§ **Exercise goal**:
Write out the full set of records below exactly.

[Extracted records]

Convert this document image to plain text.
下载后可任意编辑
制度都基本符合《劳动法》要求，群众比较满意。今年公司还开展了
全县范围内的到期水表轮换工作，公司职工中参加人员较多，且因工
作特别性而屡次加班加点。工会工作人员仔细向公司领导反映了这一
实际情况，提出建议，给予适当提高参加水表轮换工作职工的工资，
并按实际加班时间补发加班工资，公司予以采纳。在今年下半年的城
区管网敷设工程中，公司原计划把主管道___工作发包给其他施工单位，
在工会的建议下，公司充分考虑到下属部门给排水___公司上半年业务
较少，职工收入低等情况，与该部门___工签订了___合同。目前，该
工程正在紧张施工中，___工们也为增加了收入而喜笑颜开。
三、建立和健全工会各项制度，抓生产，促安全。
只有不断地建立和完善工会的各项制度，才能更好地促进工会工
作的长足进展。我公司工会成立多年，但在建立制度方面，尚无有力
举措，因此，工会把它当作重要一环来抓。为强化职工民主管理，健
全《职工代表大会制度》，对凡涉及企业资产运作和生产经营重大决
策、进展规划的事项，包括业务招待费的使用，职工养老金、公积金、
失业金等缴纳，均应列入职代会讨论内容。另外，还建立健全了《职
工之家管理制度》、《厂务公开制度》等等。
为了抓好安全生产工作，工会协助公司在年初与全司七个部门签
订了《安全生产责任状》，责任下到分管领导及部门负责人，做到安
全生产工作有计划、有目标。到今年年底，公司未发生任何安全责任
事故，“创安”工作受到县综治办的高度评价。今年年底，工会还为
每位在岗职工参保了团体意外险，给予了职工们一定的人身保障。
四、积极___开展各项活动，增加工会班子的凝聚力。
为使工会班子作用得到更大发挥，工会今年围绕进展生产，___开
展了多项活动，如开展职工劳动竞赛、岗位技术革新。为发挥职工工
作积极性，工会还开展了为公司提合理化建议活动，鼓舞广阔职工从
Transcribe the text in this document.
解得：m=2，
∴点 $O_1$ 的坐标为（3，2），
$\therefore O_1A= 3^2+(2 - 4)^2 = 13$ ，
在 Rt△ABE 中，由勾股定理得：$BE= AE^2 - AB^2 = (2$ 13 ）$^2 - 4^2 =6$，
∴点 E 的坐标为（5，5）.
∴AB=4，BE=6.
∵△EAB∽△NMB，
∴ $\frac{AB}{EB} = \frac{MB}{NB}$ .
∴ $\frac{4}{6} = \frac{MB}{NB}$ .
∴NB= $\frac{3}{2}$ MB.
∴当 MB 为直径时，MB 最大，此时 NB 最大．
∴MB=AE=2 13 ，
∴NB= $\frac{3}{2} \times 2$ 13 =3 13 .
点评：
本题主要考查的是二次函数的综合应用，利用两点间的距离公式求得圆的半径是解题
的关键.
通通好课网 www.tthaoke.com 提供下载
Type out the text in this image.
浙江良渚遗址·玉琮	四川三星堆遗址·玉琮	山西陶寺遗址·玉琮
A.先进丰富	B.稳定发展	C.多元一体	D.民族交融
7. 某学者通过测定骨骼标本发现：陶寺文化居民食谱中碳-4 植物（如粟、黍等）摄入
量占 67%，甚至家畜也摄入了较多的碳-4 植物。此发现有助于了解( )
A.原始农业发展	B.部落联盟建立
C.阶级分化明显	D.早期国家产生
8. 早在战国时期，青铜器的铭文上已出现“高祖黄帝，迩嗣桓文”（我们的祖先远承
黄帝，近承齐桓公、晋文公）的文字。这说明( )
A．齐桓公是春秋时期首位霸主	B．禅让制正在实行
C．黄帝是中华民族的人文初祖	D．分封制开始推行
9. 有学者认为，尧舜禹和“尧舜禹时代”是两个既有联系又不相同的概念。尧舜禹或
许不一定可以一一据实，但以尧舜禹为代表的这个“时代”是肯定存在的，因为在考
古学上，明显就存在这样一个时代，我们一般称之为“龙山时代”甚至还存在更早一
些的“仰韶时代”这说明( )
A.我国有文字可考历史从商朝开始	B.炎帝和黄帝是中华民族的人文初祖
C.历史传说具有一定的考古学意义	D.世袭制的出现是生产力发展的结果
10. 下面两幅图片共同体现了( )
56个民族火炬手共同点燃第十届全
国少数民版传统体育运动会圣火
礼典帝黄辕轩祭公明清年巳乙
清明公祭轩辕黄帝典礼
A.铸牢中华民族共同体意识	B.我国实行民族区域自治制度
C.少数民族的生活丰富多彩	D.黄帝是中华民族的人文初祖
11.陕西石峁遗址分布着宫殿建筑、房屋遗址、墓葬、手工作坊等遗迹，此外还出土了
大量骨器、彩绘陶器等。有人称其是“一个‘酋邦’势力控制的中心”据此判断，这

§ **Problem solution**:
Convert this document image to plain text.
下载后可任意编辑
制度都基本符合《劳动法》要求，群众比较满意。今年公司还开展了
全县范围内的到期水表轮换工作，公司职工中参加人员较多，且因工
作特别性而屡次加班加点。工会工作人员仔细向公司领导反映了这一
实际情况，提出建议，给予适当提高参加水表轮换工作职工的工资，
并按实际加班时间补发加班工资，公司予以采纳。在今年下半年的城
区管网敷设工程中，公司原计划把主管道___工作发包给其他施工单位，
在工会的建议下，公司充分考虑到下属部门给排水___公司上半年业务
较少，职工收入低等情况，与该部门___工签订了___合同。目前，该
工程正在紧张施工中，___工们也为增加了收入而喜笑颜开。
三、建立和健全工会各项制度，抓生产，促安全。
只有不断地建立和完善工会的各项制度，才能更好地促进工会工
作的长足进展。我公司工会成立多年，但在建立制度方面，尚无有力
举措，因此，工会把它当作重要一环来抓。为强化职工民主管理，健
全《职工代表大会制度》，对凡涉及企业资产运作和生产经营重大决
策、进展规划的事项，包括业务招待费的使用，职工养老金、公积金、
失业金等缴纳，均应列入职代会讨论内容。另外，还建立健全了《职
工之家管理制度》、《厂务公开制度》等等。
为了抓好安全生产工作，工会协助公司在年初与全司七个部门签
订了《安全生产责任状》，责任下到分管领导及部门负责人，做到安
全生产工作有计划、有目标。到今年年底，公司未发生任何安全责任
事故，“创安”工作受到县综治办的高度评价。今年年底，工会还为
每位在岗职工参保了团体意外险，给予了职工们一定的人身保障。
四、积极___开展各项活动，增加工会班子的凝聚力。
为使工会班子作用得到更大发挥，工会今年围绕进展生产，___开
展了多项活动，如开展职工劳动竞赛、岗位技术革新。为发挥职工工
作积极性，工会还开展了为公司提合理化建议活动，鼓舞广阔职工从
Transcribe the text in this document.
解得：m=2，
∴点 $O_1$ 的坐标为（3，2），
$\therefore O_1A= 3^2+(2 - 4)^2 = 13$ ，
在 Rt△ABE 中，由勾股定理得：$BE= AE^2 - AB^2 = (2$ 13 ）$^2 - 4^2 =6$，
∴点 E 的坐标为（5，5）.
∴AB=4，BE=6.
∵△EAB∽△NMB，
∴ $\frac{AB}{EB} = \frac{MB}{NB}$ .
∴ $\frac{4}{6} = \frac{MB}{NB}$ .
∴NB= $\frac{3}{2}$ MB.
∴当 MB 为直径时，MB 最大，此时 NB 最大．
∴MB=AE=2 13 ，
∴NB= $\frac{3}{2} \times 2$ 13 =3 13 .
点评：
本题主要考查的是二次函数的综合应用，利用两点间的距离公式求得圆的半径是解题
的关键.
通通好课网 www.tthaoke.com 提供下载
Type out the text in this image.
浙江良渚遗址·玉琮	四川三星堆遗址·玉琮	山西陶寺遗址·玉琮
A.先进丰富	B.稳定发展	C.多元一体	D.民族交融
7. 某学者通过测定骨骼标本发现：陶寺文化居民食谱中碳-4 植物（如粟、黍等）摄入
量占 67%，甚至家畜也摄入了较多的碳-4 植物。此发现有助于了解( )
A.原始农业发展	B.部落联盟建立
C.阶级分化明显	D.早期国家产生
8. 早在战国时期，青铜器的铭文上已出现“高祖黄帝，迩嗣桓文”（我们的祖先远承
黄帝，近承齐桓公、晋文公）的文字。这说明( )
A．齐桓公是春秋时期首位霸主	B．禅让制正在实行
C．黄帝是中华民族的人文初祖	D．分封制开始推行
9. 有学者认为，尧舜禹和“尧舜禹时代”是两个既有联系又不相同的概念。尧舜禹或
许不一定可以一一据实，但以尧舜禹为代表的这个“时代”是肯定存在的，因为在考
古学上，明显就存在这样一个时代，我们一般称之为“龙山时代”甚至还存在更早一
些的“仰韶时代”这说明( )
A.我国有文字可考历史从商朝开始	B.炎帝和黄帝是中华民族的人文初祖
C.历史传说具有一定的考古学意义	D.世袭制的出现是生产力发展的结果
10. 下面两幅图片共同体现了( )
56个民族火炬手共同点燃第十届全
国少数民版传统体育运动会圣火
礼典帝黄辕轩祭公明清年巳乙
清明公祭轩辕黄帝典礼
A.铸牢中华民族共同体意识	B.我国实行民族区域自治制度
C.少数民族的生活丰富多彩	D.黄帝是中华民族的人文初祖
11.陕西石峁遗址分布着宫殿建筑、房屋遗址、墓葬、手工作坊等遗迹，此外还出土了
大量骨器、彩绘陶器等。有人称其是“一个‘酋邦’势力控制的中心”据此判断，这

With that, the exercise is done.